Retype the lines from the line with "column-header: Valo [983, 204, 1010, 221]" up to and including the line with "value-cell-text: 0.700000 [870, 527, 927, 544]", leaving them unchanged. Include nothing outside that span.

Entries taken from a collection

· · · ·

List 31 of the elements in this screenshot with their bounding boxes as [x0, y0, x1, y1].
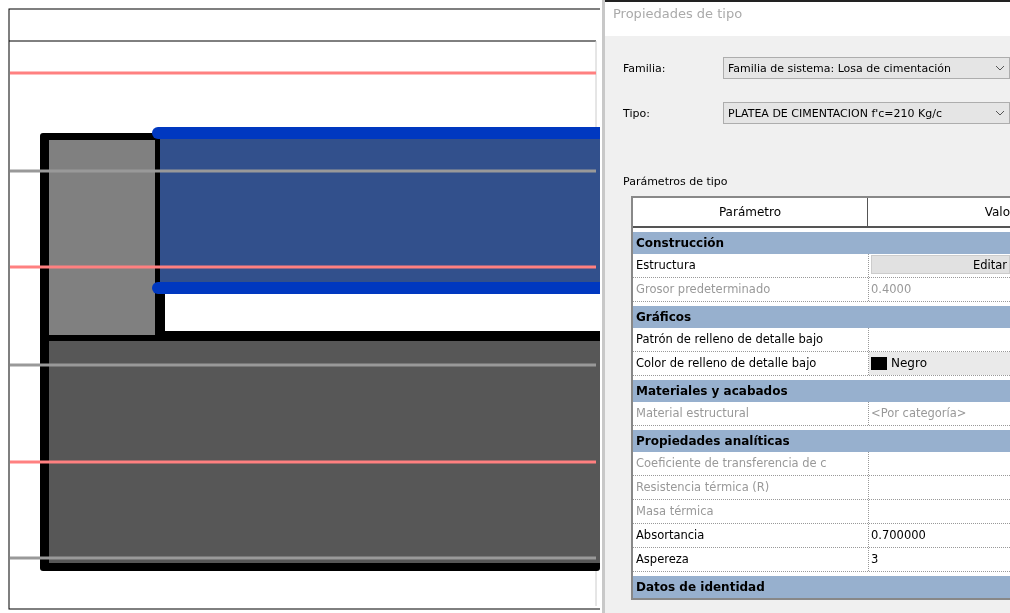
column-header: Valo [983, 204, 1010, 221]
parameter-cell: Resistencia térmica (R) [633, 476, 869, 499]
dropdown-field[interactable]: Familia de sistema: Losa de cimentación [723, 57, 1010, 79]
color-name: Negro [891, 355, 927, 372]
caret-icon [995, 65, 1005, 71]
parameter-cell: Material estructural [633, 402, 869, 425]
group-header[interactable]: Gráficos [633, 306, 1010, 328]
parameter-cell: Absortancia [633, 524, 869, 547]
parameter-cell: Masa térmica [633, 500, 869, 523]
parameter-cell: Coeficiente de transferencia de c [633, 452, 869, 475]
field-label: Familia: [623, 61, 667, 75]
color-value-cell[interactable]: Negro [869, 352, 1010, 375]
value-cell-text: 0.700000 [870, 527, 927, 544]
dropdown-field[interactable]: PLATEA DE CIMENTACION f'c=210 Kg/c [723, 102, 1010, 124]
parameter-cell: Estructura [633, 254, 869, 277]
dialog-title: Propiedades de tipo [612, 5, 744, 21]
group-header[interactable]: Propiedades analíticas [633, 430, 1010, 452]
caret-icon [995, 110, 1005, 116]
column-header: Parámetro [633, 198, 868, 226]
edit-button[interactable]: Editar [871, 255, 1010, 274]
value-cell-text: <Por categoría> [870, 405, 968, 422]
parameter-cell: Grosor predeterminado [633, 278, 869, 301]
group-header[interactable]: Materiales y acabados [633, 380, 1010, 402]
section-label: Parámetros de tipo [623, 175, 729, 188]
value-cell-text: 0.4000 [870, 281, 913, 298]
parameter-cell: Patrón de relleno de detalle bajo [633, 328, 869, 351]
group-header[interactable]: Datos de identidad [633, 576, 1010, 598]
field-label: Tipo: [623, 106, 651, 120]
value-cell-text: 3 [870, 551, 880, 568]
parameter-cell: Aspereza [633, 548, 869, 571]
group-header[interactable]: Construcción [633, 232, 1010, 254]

· · · ·

=== RESULT FOR THIS TASK ===
column-header: Valo [983, 204, 1010, 221]
parameter-cell: Resistencia térmica (R) [633, 476, 869, 499]
dropdown-field[interactable]: Familia de sistema: Losa de cimentación [723, 57, 1010, 79]
color-name: Negro [891, 355, 927, 372]
caret-icon [995, 65, 1005, 71]
parameter-cell: Material estructural [633, 402, 869, 425]
group-header[interactable]: Gráficos [633, 306, 1010, 328]
parameter-cell: Absortancia [633, 524, 869, 547]
parameter-cell: Masa térmica [633, 500, 869, 523]
parameter-cell: Coeficiente de transferencia de c [633, 452, 869, 475]
field-label: Familia: [623, 61, 667, 75]
color-value-cell[interactable]: Negro [869, 352, 1010, 375]
value-cell-text: 0.700000 [870, 527, 927, 544]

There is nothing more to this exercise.